## Exercise goal
Only the pictures are omitted; repeat all other data exactly.

## Data supplied
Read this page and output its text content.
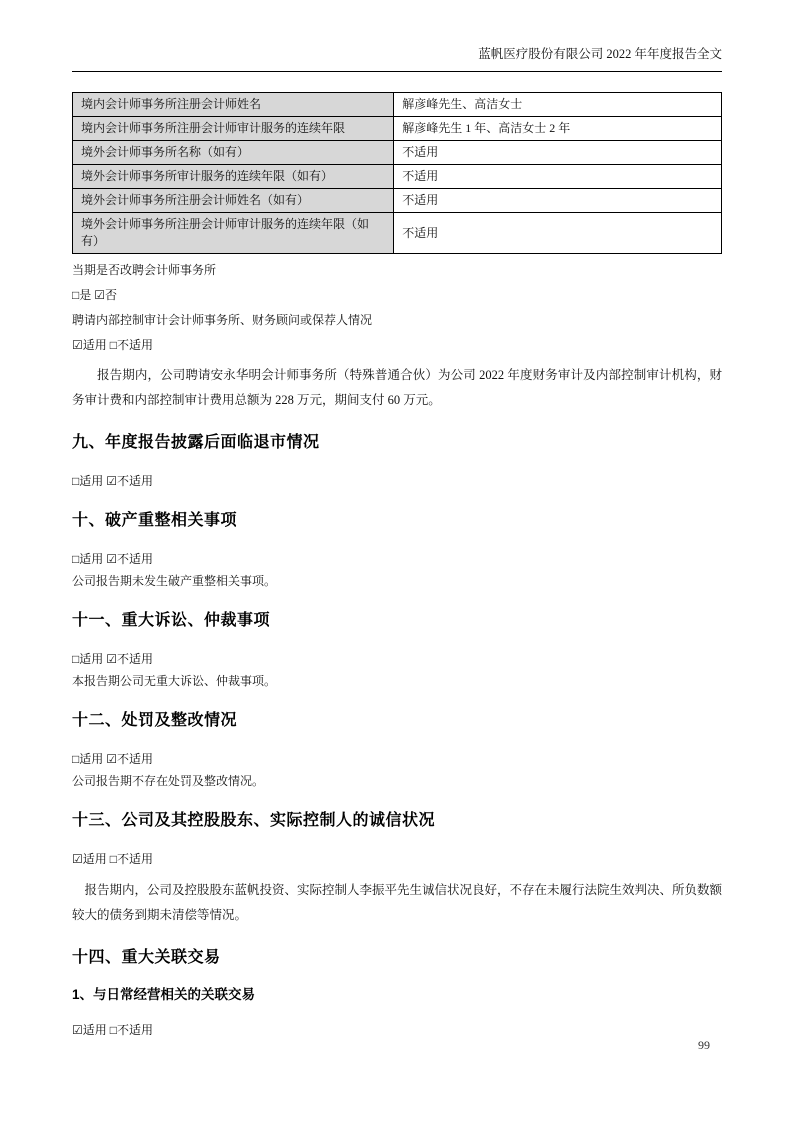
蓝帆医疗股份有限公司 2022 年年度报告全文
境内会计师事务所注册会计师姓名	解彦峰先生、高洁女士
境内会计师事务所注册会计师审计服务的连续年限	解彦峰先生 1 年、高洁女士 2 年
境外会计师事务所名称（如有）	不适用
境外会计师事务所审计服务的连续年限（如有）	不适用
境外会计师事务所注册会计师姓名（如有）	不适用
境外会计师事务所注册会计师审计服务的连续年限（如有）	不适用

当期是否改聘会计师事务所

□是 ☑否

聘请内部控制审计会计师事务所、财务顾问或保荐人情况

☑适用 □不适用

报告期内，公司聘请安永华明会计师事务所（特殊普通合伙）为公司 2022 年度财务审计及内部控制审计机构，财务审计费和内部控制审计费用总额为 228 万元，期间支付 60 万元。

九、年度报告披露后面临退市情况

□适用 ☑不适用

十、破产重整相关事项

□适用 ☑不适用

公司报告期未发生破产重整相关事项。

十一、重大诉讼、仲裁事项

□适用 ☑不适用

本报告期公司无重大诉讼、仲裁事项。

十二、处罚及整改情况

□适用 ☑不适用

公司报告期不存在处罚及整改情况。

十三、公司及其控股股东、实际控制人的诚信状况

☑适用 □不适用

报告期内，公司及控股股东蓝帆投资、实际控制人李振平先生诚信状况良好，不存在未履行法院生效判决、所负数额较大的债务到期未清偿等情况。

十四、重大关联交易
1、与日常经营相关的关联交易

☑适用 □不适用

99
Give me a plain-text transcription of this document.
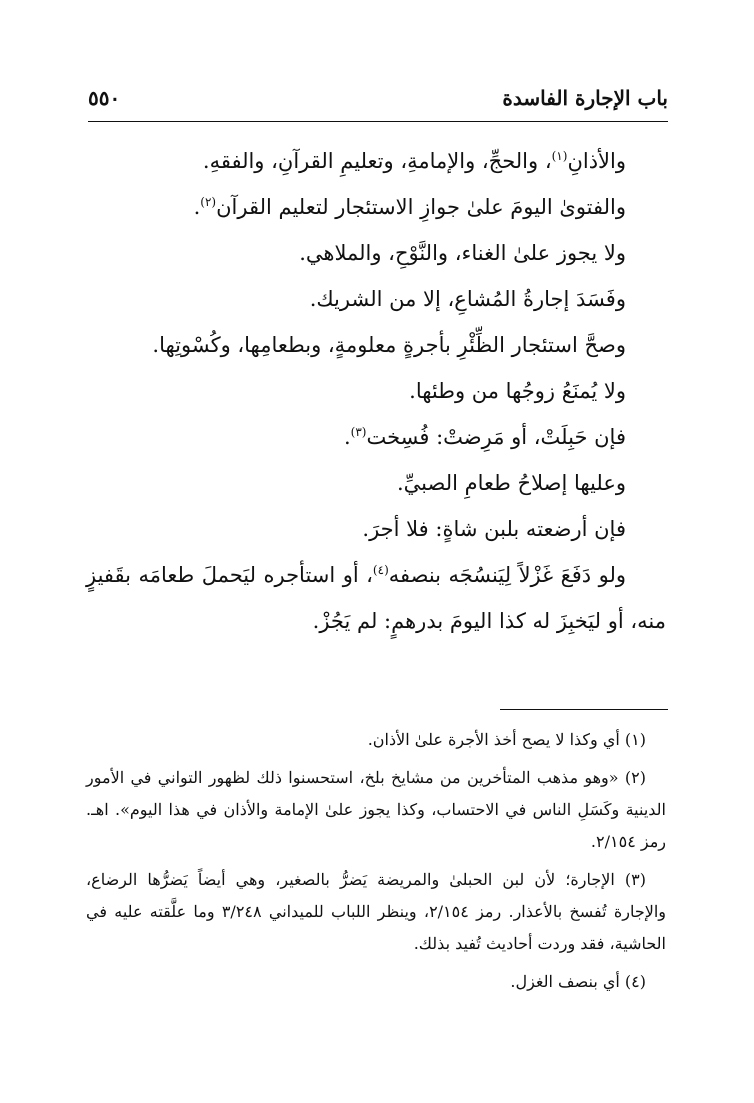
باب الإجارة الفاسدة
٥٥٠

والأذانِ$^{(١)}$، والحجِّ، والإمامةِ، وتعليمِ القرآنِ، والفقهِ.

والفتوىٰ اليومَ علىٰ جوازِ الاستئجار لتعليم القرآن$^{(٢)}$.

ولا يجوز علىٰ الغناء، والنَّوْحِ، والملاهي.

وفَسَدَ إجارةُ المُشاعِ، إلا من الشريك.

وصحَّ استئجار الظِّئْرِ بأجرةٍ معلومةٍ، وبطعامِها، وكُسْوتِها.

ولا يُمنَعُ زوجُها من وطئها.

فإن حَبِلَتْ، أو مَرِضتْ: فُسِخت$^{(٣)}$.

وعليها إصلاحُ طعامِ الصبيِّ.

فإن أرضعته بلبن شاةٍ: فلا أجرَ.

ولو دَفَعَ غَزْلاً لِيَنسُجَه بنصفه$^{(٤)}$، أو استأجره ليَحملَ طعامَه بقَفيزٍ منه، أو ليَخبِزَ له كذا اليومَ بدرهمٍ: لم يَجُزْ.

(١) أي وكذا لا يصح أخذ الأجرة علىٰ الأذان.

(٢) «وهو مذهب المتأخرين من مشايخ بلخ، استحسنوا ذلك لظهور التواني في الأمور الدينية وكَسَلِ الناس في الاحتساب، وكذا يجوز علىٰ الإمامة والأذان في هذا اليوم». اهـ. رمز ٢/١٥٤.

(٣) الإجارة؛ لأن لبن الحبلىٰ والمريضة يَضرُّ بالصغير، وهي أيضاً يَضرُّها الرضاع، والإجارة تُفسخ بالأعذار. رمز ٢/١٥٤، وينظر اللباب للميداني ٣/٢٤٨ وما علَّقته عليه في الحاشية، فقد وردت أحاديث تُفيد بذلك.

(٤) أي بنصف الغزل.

## Output for this task
Read this page and output its text content.
蓝帆医疗股份有限公司 2022 年年度报告全文
境内会计师事务所注册会计师姓名	解彦峰先生、高洁女士
境内会计师事务所注册会计师审计服务的连续年限	解彦峰先生 1 年、高洁女士 2 年
境外会计师事务所名称（如有）	不适用
境外会计师事务所审计服务的连续年限（如有）	不适用
境外会计师事务所注册会计师姓名（如有）	不适用
境外会计师事务所注册会计师审计服务的连续年限（如有）	不适用

当期是否改聘会计师事务所

□是 ☑否

聘请内部控制审计会计师事务所、财务顾问或保荐人情况

☑适用 □不适用

报告期内，公司聘请安永华明会计师事务所（特殊普通合伙）为公司 2022 年度财务审计及内部控制审计机构，财务审计费和内部控制审计费用总额为 228 万元，期间支付 60 万元。

九、年度报告披露后面临退市情况

□适用 ☑不适用

十、破产重整相关事项

□适用 ☑不适用

公司报告期未发生破产重整相关事项。

十一、重大诉讼、仲裁事项

□适用 ☑不适用

本报告期公司无重大诉讼、仲裁事项。

十二、处罚及整改情况

□适用 ☑不适用

公司报告期不存在处罚及整改情况。

十三、公司及其控股股东、实际控制人的诚信状况

☑适用 □不适用

报告期内，公司及控股股东蓝帆投资、实际控制人李振平先生诚信状况良好，不存在未履行法院生效判决、所负数额较大的债务到期未清偿等情况。

十四、重大关联交易
1、与日常经营相关的关联交易

☑适用 □不适用

99
Give me a plain-text transcription of this document.
باب الإجارة الفاسدة
٥٥٠

والأذانِ$^{(١)}$، والحجِّ، والإمامةِ، وتعليمِ القرآنِ، والفقهِ.

والفتوىٰ اليومَ علىٰ جوازِ الاستئجار لتعليم القرآن$^{(٢)}$.

ولا يجوز علىٰ الغناء، والنَّوْحِ، والملاهي.

وفَسَدَ إجارةُ المُشاعِ، إلا من الشريك.

وصحَّ استئجار الظِّئْرِ بأجرةٍ معلومةٍ، وبطعامِها، وكُسْوتِها.

ولا يُمنَعُ زوجُها من وطئها.

فإن حَبِلَتْ، أو مَرِضتْ: فُسِخت$^{(٣)}$.

وعليها إصلاحُ طعامِ الصبيِّ.

فإن أرضعته بلبن شاةٍ: فلا أجرَ.

ولو دَفَعَ غَزْلاً لِيَنسُجَه بنصفه$^{(٤)}$، أو استأجره ليَحملَ طعامَه بقَفيزٍ منه، أو ليَخبِزَ له كذا اليومَ بدرهمٍ: لم يَجُزْ.

(١) أي وكذا لا يصح أخذ الأجرة علىٰ الأذان.

(٢) «وهو مذهب المتأخرين من مشايخ بلخ، استحسنوا ذلك لظهور التواني في الأمور الدينية وكَسَلِ الناس في الاحتساب، وكذا يجوز علىٰ الإمامة والأذان في هذا اليوم». اهـ. رمز ٢/١٥٤.

(٣) الإجارة؛ لأن لبن الحبلىٰ والمريضة يَضرُّ بالصغير، وهي أيضاً يَضرُّها الرضاع، والإجارة تُفسخ بالأعذار. رمز ٢/١٥٤، وينظر اللباب للميداني ٣/٢٤٨ وما علَّقته عليه في الحاشية، فقد وردت أحاديث تُفيد بذلك.

(٤) أي بنصف الغزل.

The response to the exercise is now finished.